Es más, enfatizó que hay que renunciar a cualquier tipo de clericalismo porque lleva a un autoritarismo y no a un verdadero espíritu de servicio: “velen contra la tentación del clericalismo, especialmente en los seminarios y en todo el proceso formativo… sean capaces de servir al santo Pueblo fiel de Dios, reconociendo la diversidad de culturas y renunciando a la tentación de cualquier forma de clericalismo”. Además, un servicio a la Iglesia entendido así da espacios para acoger propuestas y sugerencias que los laicos quieran aportar; es decir, esa forma de gobernar, poco a poco, va apagando el fuego profético que la Iglesia está llamada a testimoniar en el corazón de sus pueblos. “El clericalismo se olvida de que la visibilidad y la sacramentalidad de la Iglesia pertenece a todo el Pueblo de Dios y no solo a unos pocos elegidos e iluminados” (cf. ‘Lumen gentium’, 9-14).

Ante un clericalismo, que desafortunadamente aún persiste en nuestra Iglesia, aparece la sinodalidad como una respuesta y escucha de todo el pueblo de Dios y no solo de una parte, la clerical. La sinodalidad propone una nueva forma de ser Iglesia e invita a una sana integración, comunión y corresponsabilidad, aspectos que algunos obispos y sacerdotes también hoy rechazan.

Hacer juntos el camino

Sabemos que la palabra “Sínodo” significa “hacer juntos el camino” y en la práctica eso se traduce como un trabajo mancomunado entre laicos, pastores y el Obispo de Roma. Es cierto que la sinodalidad no es sinónimo de democracia, pero de alguna manera lo es, ya que si la democracia es gobernar con el pueblo entonces la sinodalidad supone una participación de los fieles que no sea “aparente” sino real y verdadera, de lo contrario la sensación por parte de los laicos de verse “manipulados” o “utilizados” se repetirá otra vez. En este sentido, un sector de la jerarquía eclesiástica ha caído en una falta de conciencia de pertenecer al Pueblo de Dios como “servidores” y no como dueños. Esto es lo que en definitiva desalienta cualquier dinamismo misionero y vocación de servicio. No se puede sostener la vida, la vocación y el ministerio sin esa conciencia de ser Pueblo. Por eso los obispos deben discernir sin prejuicio alguno: La misión cristiana es de toda la Iglesia y no del cura u obispo sino estaremos coartando iniciativas que el Espíritu puede impulsar aquí y ahora.

■ ■ ■ ■

## Lista de tareas
1. Enumera las tres cosas a las que, según el texto sobre el clericalismo y la sinodalidad, invita la sinodalidad.
2. Retoma el texto sobre el clericalismo y la sinodalidad justo donde termina y sigue escribiéndolo.
El material no tiene nada que ver con esto.

## Datos proporcionados
■ ■ ■ ■

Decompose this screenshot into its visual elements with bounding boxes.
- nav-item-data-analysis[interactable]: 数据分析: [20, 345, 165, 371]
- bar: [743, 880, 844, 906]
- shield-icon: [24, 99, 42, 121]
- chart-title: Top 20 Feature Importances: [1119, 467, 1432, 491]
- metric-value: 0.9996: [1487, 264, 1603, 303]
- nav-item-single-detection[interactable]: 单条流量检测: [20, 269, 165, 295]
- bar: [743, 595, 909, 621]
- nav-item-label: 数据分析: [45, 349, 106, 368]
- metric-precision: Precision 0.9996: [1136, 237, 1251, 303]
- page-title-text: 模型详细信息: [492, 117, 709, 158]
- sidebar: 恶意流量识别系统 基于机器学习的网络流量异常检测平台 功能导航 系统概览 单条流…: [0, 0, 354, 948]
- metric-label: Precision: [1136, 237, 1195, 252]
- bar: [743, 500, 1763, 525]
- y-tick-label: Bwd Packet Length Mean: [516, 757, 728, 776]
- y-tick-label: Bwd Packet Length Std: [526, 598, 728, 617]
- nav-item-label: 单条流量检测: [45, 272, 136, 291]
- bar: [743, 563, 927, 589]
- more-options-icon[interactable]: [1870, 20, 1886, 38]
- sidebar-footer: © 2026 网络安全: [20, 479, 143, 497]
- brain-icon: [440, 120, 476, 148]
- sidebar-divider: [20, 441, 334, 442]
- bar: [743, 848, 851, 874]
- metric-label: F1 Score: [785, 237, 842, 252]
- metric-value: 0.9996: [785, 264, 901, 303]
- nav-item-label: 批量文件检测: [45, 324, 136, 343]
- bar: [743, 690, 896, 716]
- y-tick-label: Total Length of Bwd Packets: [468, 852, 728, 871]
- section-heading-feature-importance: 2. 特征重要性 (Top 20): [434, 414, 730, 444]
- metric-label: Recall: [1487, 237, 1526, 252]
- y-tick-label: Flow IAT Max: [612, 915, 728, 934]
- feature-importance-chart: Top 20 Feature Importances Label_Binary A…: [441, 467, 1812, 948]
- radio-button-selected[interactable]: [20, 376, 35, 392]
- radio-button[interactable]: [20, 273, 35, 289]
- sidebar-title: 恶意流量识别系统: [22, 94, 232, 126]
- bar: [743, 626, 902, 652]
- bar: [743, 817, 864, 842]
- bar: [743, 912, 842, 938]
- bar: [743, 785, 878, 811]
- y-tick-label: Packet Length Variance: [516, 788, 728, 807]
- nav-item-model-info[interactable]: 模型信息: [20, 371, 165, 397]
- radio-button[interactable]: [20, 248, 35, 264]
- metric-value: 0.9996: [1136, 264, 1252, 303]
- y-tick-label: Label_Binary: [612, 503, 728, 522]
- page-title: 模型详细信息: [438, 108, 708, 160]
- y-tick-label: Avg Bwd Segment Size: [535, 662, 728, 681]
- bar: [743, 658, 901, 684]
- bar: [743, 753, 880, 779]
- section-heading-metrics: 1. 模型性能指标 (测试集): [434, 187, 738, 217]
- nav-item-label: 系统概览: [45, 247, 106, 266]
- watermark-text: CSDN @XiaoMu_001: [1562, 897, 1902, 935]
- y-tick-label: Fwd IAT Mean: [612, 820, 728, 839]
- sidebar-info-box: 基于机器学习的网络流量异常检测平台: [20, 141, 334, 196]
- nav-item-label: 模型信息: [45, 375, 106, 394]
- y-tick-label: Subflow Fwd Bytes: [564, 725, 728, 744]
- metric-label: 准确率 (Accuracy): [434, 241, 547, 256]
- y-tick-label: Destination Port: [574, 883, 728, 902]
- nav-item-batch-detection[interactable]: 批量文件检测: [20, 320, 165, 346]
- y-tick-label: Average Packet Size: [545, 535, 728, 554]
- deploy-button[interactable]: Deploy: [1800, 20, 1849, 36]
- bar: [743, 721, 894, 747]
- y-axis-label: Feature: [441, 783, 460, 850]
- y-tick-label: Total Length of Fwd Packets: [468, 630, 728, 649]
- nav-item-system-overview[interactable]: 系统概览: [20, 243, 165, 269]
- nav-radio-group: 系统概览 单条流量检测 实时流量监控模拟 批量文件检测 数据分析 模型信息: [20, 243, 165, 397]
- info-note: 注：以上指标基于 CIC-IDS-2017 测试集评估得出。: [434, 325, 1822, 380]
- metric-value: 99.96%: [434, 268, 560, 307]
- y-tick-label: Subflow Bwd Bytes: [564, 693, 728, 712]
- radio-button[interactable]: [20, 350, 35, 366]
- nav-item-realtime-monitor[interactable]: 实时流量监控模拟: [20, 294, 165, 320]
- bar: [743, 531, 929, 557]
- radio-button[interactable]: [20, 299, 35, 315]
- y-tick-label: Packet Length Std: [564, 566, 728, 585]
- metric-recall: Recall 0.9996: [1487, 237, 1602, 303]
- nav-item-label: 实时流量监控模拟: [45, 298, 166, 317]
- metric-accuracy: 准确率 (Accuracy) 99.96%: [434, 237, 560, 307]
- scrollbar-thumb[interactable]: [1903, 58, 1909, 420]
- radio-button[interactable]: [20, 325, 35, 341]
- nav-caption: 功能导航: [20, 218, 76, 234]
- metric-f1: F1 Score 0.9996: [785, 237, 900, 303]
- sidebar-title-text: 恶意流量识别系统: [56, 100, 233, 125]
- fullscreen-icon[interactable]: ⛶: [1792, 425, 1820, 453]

■ ■ ■ ■

## Respuestas finales
1.
- Una sana integración
- Comunión
- Corresponsabilidad

2.
Esa forma tan vertical (clericalismo) de administrar la parroquia o comunidad ha quitado protagonismo al Espíritu Santo y los pastores con la arrogancia de ser “representantes de Dios” o personas “consagradas”, se han sentido con la autoridad de marcar los tiempos en todo, incluso en qué momento debe manifestarse el Espíritu Santo. Afortunadamente, no todos piensan y actúan así, pero más de algunos pastores se arrogan este privilegio y en nombre de Dios dictan normas a su arbitrio. Son patrones de sus parroquias y obispos señores de sus diócesis: celosos de su poder. Un poder de arrogancia y soberbia sobre otros a los que se les ha quitado la voz. Argumentan que todo lo hacen con el pretexto de la doctrina y de la tradición, pero en el fondo es un abuso de poder, ejercitado no fraternalmente sino impositivamente.

En este sentido, Jesús aclaró antes para qué estaba el Templo, en qué radicaba lo sagrado y la función de los sacerdotes. Precisamente, cuando estos comenzaron a beneficiarse del culto y los “sacrificios” perdieron su carácter de “ofrenda”, es decir, no había un verdadero compromiso de enmienda o cambio por los pecados entonces la relación con los fieles fue más despectiva y sin ningún vínculo. 

El concepto de comunidad

Quizá, en pleno s. XXI, esa relación ha perdido la sintonía, el respeto, la admiración que cada feligrés sentía por su sacerdote o pastor. Como Iglesia nos falta valorizar y recuperar el concepto de comunidad y de “iglesia doméstica”. San Pablo lo señala claramente (cf. Ef 4, 11-12; 1 Co 12, 4) cuando habla de la comunidad y sus miembros. Se supone que todos eran iguales y ejercían libremente los dones y carismas del Espíritu a favor de la comunidad. A medida que se fue perdiendo el primitivo concepto de “iglesia doméstica”, empezó a ganar terreno el espíritu clerical que dio lugar a la “iglesia domesticada”.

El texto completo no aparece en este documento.